*YOUR GOAL*:
Will you give every entry again exactly as it stands?

*DATA FOR PROCESSING*:
----------------------------------------
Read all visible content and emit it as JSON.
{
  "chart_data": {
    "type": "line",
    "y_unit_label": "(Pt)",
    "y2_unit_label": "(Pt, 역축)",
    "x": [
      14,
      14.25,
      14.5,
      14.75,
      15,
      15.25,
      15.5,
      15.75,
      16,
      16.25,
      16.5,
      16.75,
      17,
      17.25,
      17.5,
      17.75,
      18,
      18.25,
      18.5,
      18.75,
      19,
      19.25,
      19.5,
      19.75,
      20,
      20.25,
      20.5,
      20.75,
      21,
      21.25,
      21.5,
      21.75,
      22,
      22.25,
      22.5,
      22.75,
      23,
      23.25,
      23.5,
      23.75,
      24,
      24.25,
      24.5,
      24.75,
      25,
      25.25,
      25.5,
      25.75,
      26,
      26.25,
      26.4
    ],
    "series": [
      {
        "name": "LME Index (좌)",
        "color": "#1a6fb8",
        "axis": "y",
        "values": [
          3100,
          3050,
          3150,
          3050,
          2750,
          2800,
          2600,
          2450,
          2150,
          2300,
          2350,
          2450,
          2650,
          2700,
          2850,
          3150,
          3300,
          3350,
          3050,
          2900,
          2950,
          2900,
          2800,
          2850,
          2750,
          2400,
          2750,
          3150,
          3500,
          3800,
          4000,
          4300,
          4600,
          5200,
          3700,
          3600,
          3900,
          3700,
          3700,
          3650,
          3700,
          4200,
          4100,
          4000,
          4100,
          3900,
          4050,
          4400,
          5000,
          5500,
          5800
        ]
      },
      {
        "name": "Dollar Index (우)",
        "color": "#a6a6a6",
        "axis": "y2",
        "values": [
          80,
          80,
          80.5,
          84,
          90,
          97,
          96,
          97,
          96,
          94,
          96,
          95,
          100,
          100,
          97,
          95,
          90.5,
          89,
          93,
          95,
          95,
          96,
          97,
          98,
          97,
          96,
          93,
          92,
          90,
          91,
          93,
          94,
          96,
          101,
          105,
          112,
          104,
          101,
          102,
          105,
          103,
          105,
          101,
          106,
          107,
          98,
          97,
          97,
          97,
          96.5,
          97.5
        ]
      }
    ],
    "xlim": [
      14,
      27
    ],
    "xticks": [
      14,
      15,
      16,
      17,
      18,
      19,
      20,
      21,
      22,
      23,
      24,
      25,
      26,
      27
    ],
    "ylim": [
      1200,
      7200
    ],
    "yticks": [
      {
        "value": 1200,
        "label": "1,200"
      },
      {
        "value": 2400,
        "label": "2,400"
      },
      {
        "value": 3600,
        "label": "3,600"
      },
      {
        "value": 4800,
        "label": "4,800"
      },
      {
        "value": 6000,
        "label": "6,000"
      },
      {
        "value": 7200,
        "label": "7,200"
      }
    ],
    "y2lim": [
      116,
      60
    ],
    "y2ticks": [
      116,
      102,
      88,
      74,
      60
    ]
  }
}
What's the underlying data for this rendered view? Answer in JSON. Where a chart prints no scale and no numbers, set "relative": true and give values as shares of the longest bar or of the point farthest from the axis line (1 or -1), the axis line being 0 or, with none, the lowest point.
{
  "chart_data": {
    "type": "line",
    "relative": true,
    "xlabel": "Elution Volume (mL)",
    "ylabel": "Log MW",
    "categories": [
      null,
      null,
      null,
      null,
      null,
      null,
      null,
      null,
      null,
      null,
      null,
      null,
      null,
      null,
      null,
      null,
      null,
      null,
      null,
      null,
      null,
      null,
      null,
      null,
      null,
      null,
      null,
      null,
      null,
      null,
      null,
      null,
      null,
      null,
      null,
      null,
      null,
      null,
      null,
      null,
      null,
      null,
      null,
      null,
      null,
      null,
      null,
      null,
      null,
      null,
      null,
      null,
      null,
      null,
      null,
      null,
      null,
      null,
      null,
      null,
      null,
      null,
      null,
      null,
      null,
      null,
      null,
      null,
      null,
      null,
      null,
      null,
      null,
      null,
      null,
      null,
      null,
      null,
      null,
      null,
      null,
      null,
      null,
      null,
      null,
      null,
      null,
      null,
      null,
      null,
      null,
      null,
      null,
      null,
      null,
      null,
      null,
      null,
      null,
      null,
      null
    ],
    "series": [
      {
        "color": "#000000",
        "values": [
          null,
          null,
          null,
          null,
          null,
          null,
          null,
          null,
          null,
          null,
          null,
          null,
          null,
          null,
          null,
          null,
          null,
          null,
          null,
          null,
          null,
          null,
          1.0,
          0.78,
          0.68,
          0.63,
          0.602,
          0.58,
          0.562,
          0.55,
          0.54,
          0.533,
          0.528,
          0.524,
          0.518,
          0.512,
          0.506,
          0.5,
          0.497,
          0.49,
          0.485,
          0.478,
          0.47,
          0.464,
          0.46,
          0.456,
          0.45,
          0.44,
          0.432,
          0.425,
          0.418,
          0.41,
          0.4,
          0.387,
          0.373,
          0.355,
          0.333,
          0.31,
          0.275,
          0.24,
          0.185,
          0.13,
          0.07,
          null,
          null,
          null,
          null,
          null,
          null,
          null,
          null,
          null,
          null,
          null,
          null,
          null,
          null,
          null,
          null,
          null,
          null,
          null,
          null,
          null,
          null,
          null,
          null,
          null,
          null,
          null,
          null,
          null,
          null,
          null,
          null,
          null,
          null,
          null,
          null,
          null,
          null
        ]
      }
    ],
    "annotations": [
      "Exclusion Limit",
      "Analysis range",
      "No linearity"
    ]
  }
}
----------------------------------------
*COMPLETE RESPONSE*:
Read all visible content and emit it as JSON.
{
  "chart_data": {
    "type": "line",
    "y_unit_label": "(Pt)",
    "y2_unit_label": "(Pt, 역축)",
    "x": [
      14,
      14.25,
      14.5,
      14.75,
      15,
      15.25,
      15.5,
      15.75,
      16,
      16.25,
      16.5,
      16.75,
      17,
      17.25,
      17.5,
      17.75,
      18,
      18.25,
      18.5,
      18.75,
      19,
      19.25,
      19.5,
      19.75,
      20,
      20.25,
      20.5,
      20.75,
      21,
      21.25,
      21.5,
      21.75,
      22,
      22.25,
      22.5,
      22.75,
      23,
      23.25,
      23.5,
      23.75,
      24,
      24.25,
      24.5,
      24.75,
      25,
      25.25,
      25.5,
      25.75,
      26,
      26.25,
      26.4
    ],
    "series": [
      {
        "name": "LME Index (좌)",
        "color": "#1a6fb8",
        "axis": "y",
        "values": [
          3100,
          3050,
          3150,
          3050,
          2750,
          2800,
          2600,
          2450,
          2150,
          2300,
          2350,
          2450,
          2650,
          2700,
          2850,
          3150,
          3300,
          3350,
          3050,
          2900,
          2950,
          2900,
          2800,
          2850,
          2750,
          2400,
          2750,
          3150,
          3500,
          3800,
          4000,
          4300,
          4600,
          5200,
          3700,
          3600,
          3900,
          3700,
          3700,
          3650,
          3700,
          4200,
          4100,
          4000,
          4100,
          3900,
          4050,
          4400,
          5000,
          5500,
          5800
        ]
      },
      {
        "name": "Dollar Index (우)",
        "color": "#a6a6a6",
        "axis": "y2",
        "values": [
          80,
          80,
          80.5,
          84,
          90,
          97,
          96,
          97,
          96,
          94,
          96,
          95,
          100,
          100,
          97,
          95,
          90.5,
          89,
          93,
          95,
          95,
          96,
          97,
          98,
          97,
          96,
          93,
          92,
          90,
          91,
          93,
          94,
          96,
          101,
          105,
          112,
          104,
          101,
          102,
          105,
          103,
          105,
          101,
          106,
          107,
          98,
          97,
          97,
          97,
          96.5,
          97.5
        ]
      }
    ],
    "xlim": [
      14,
      27
    ],
    "xticks": [
      14,
      15,
      16,
      17,
      18,
      19,
      20,
      21,
      22,
      23,
      24,
      25,
      26,
      27
    ],
    "ylim": [
      1200,
      7200
    ],
    "yticks": [
      {
        "value": 1200,
        "label": "1,200"
      },
      {
        "value": 2400,
        "label": "2,400"
      },
      {
        "value": 3600,
        "label": "3,600"
      },
      {
        "value": 4800,
        "label": "4,800"
      },
      {
        "value": 6000,
        "label": "6,000"
      },
      {
        "value": 7200,
        "label": "7,200"
      }
    ],
    "y2lim": [
      116,
      60
    ],
    "y2ticks": [
      116,
      102,
      88,
      74,
      60
    ]
  }
}
What's the underlying data for this rendered view? Answer in JSON. Where a chart prints no scale and no numbers, set "relative": true and give values as shares of the longest bar or of the point farthest from the axis line (1 or -1), the axis line being 0 or, with none, the lowest point.
{
  "chart_data": {
    "type": "line",
    "relative": true,
    "xlabel": "Elution Volume (mL)",
    "ylabel": "Log MW",
    "categories": [
      null,
      null,
      null,
      null,
      null,
      null,
      null,
      null,
      null,
      null,
      null,
      null,
      null,
      null,
      null,
      null,
      null,
      null,
      null,
      null,
      null,
      null,
      null,
      null,
      null,
      null,
      null,
      null,
      null,
      null,
      null,
      null,
      null,
      null,
      null,
      null,
      null,
      null,
      null,
      null,
      null,
      null,
      null,
      null,
      null,
      null,
      null,
      null,
      null,
      null,
      null,
      null,
      null,
      null,
      null,
      null,
      null,
      null,
      null,
      null,
      null,
      null,
      null,
      null,
      null,
      null,
      null,
      null,
      null,
      null,
      null,
      null,
      null,
      null,
      null,
      null,
      null,
      null,
      null,
      null,
      null,
      null,
      null,
      null,
      null,
      null,
      null,
      null,
      null,
      null,
      null,
      null,
      null,
      null,
      null,
      null,
      null,
      null,
      null,
      null,
      null
    ],
    "series": [
      {
        "color": "#000000",
        "values": [
          null,
          null,
          null,
          null,
          null,
          null,
          null,
          null,
          null,
          null,
          null,
          null,
          null,
          null,
          null,
          null,
          null,
          null,
          null,
          null,
          null,
          null,
          1.0,
          0.78,
          0.68,
          0.63,
          0.602,
          0.58,
          0.562,
          0.55,
          0.54,
          0.533,
          0.528,
          0.524,
          0.518,
          0.512,
          0.506,
          0.5,
          0.497,
          0.49,
          0.485,
          0.478,
          0.47,
          0.464,
          0.46,
          0.456,
          0.45,
          0.44,
          0.432,
          0.425,
          0.418,
          0.41,
          0.4,
          0.387,
          0.373,
          0.355,
          0.333,
          0.31,
          0.275,
          0.24,
          0.185,
          0.13,
          0.07,
          null,
          null,
          null,
          null,
          null,
          null,
          null,
          null,
          null,
          null,
          null,
          null,
          null,
          null,
          null,
          null,
          null,
          null,
          null,
          null,
          null,
          null,
          null,
          null,
          null,
          null,
          null,
          null,
          null,
          null,
          null,
          null,
          null,
          null,
          null,
          null,
          null,
          null
        ]
      }
    ],
    "annotations": [
      "Exclusion Limit",
      "Analysis range",
      "No linearity"
    ]
  }
}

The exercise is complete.